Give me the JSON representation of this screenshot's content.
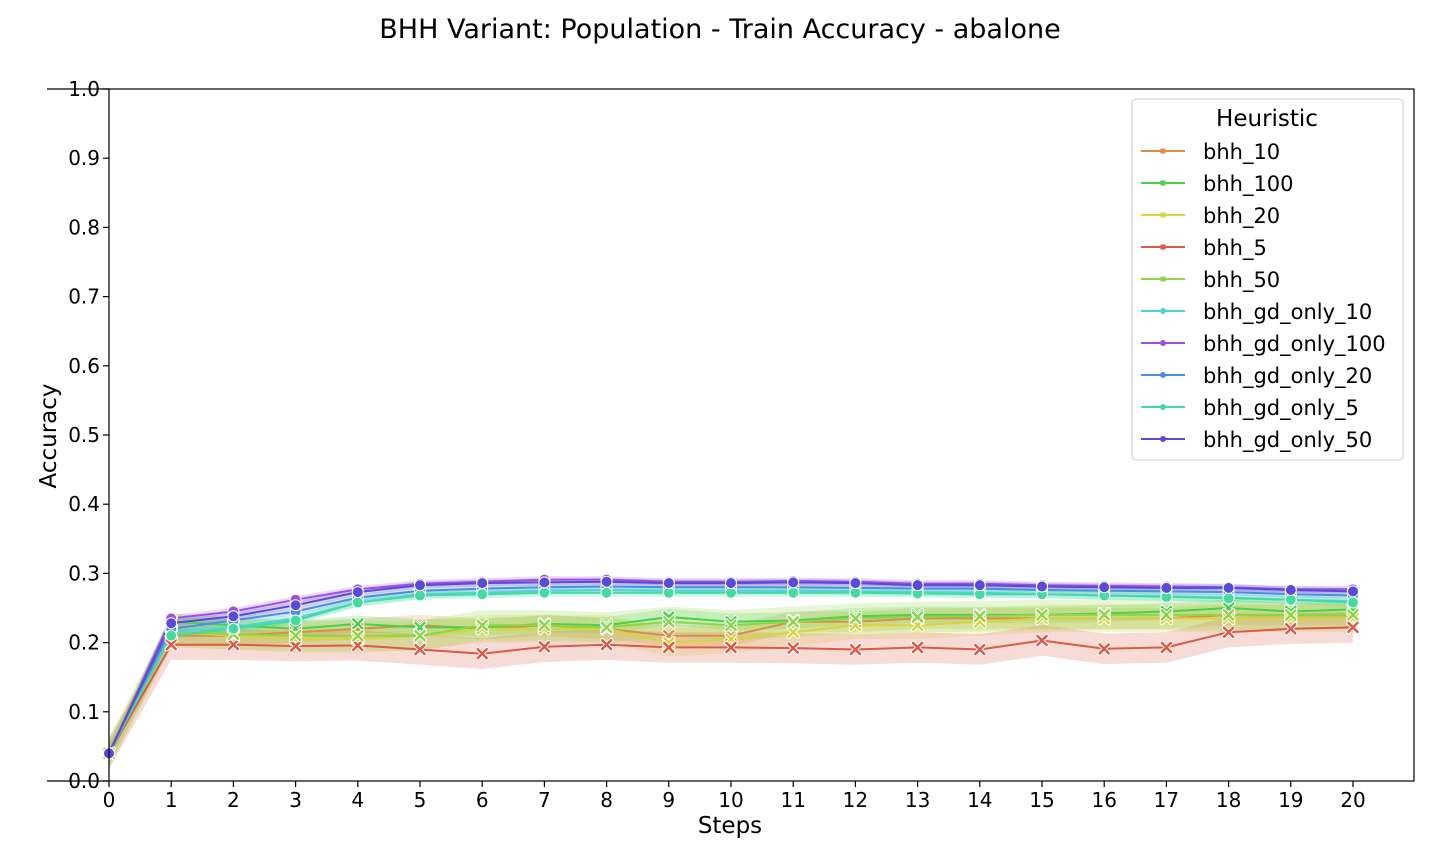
{
  "chart_data": {
    "type": "line",
    "title": "BHH Variant: Population - Train Accuracy - abalone",
    "xlabel": "Steps",
    "ylabel": "Accuracy",
    "xlim": [
      0,
      21
    ],
    "ylim": [
      0.0,
      1.0
    ],
    "x": [
      0,
      1,
      2,
      3,
      4,
      5,
      6,
      7,
      8,
      9,
      10,
      11,
      12,
      13,
      14,
      15,
      16,
      17,
      18,
      19,
      20
    ],
    "xticks": [
      "0",
      "1",
      "2",
      "3",
      "4",
      "5",
      "6",
      "7",
      "8",
      "9",
      "10",
      "11",
      "12",
      "13",
      "14",
      "15",
      "16",
      "17",
      "18",
      "19",
      "20"
    ],
    "yticks": [
      "0.0",
      "0.1",
      "0.2",
      "0.3",
      "0.4",
      "0.5",
      "0.6",
      "0.7",
      "0.8",
      "0.9",
      "1.0"
    ],
    "legend_title": "Heuristic",
    "legend_position": "top-right",
    "grid": false,
    "series": [
      {
        "name": "bhh_10",
        "color": "#e08b4a",
        "marker": "x",
        "values": [
          0.04,
          0.21,
          0.21,
          0.215,
          0.22,
          0.225,
          0.22,
          0.225,
          0.22,
          0.21,
          0.21,
          0.23,
          0.23,
          0.235,
          0.235,
          0.235,
          0.235,
          0.235,
          0.24,
          0.24,
          0.24
        ],
        "band": 0.015
      },
      {
        "name": "bhh_100",
        "color": "#46d14f",
        "marker": "x",
        "values": [
          0.04,
          0.23,
          0.225,
          0.22,
          0.227,
          0.222,
          0.222,
          0.227,
          0.225,
          0.237,
          0.23,
          0.232,
          0.238,
          0.24,
          0.24,
          0.24,
          0.242,
          0.245,
          0.25,
          0.245,
          0.248
        ],
        "band": 0.012
      },
      {
        "name": "bhh_20",
        "color": "#d4d63c",
        "marker": "x",
        "values": [
          0.04,
          0.215,
          0.21,
          0.205,
          0.205,
          0.21,
          0.22,
          0.22,
          0.22,
          0.2,
          0.205,
          0.215,
          0.225,
          0.225,
          0.23,
          0.235,
          0.235,
          0.235,
          0.235,
          0.235,
          0.235
        ],
        "band": 0.02
      },
      {
        "name": "bhh_5",
        "color": "#db5a48",
        "marker": "x",
        "values": [
          0.04,
          0.197,
          0.197,
          0.195,
          0.196,
          0.19,
          0.184,
          0.194,
          0.197,
          0.193,
          0.193,
          0.192,
          0.19,
          0.193,
          0.19,
          0.203,
          0.191,
          0.193,
          0.215,
          0.22,
          0.222
        ],
        "band": 0.022
      },
      {
        "name": "bhh_50",
        "color": "#8fd44a",
        "marker": "x",
        "values": [
          0.04,
          0.215,
          0.212,
          0.21,
          0.21,
          0.21,
          0.225,
          0.225,
          0.222,
          0.23,
          0.225,
          0.23,
          0.235,
          0.237,
          0.238,
          0.24,
          0.24,
          0.24,
          0.24,
          0.24,
          0.24
        ],
        "band": 0.022
      },
      {
        "name": "bhh_gd_only_10",
        "color": "#4fd3d3",
        "marker": "o",
        "values": [
          0.04,
          0.215,
          0.222,
          0.235,
          0.258,
          0.27,
          0.272,
          0.275,
          0.276,
          0.275,
          0.275,
          0.275,
          0.274,
          0.273,
          0.272,
          0.27,
          0.268,
          0.267,
          0.265,
          0.262,
          0.26
        ],
        "band": 0.006
      },
      {
        "name": "bhh_gd_only_100",
        "color": "#a04ee0",
        "marker": "o",
        "values": [
          0.04,
          0.235,
          0.245,
          0.262,
          0.277,
          0.285,
          0.288,
          0.291,
          0.291,
          0.288,
          0.288,
          0.289,
          0.288,
          0.285,
          0.285,
          0.283,
          0.282,
          0.281,
          0.28,
          0.277,
          0.277
        ],
        "band": 0.005
      },
      {
        "name": "bhh_gd_only_20",
        "color": "#4a8fe0",
        "marker": "o",
        "values": [
          0.04,
          0.22,
          0.232,
          0.245,
          0.265,
          0.275,
          0.278,
          0.28,
          0.281,
          0.28,
          0.28,
          0.28,
          0.279,
          0.278,
          0.278,
          0.276,
          0.275,
          0.274,
          0.273,
          0.27,
          0.268
        ],
        "band": 0.005
      },
      {
        "name": "bhh_gd_only_5",
        "color": "#45dba0",
        "marker": "o",
        "values": [
          0.04,
          0.21,
          0.22,
          0.232,
          0.258,
          0.268,
          0.27,
          0.272,
          0.272,
          0.272,
          0.272,
          0.272,
          0.272,
          0.271,
          0.27,
          0.27,
          0.268,
          0.266,
          0.264,
          0.262,
          0.258
        ],
        "band": 0.006
      },
      {
        "name": "bhh_gd_only_50",
        "color": "#5a4ad8",
        "marker": "o",
        "values": [
          0.04,
          0.228,
          0.238,
          0.254,
          0.273,
          0.283,
          0.286,
          0.287,
          0.288,
          0.286,
          0.286,
          0.287,
          0.286,
          0.283,
          0.283,
          0.281,
          0.28,
          0.279,
          0.279,
          0.276,
          0.274
        ],
        "band": 0.005
      }
    ]
  }
}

☆ ☆ ☆ ☆

WRITTEN PROBLEM:
Count the lines above that contain the word "name", and give only that number.

TASK OUTPUT:
10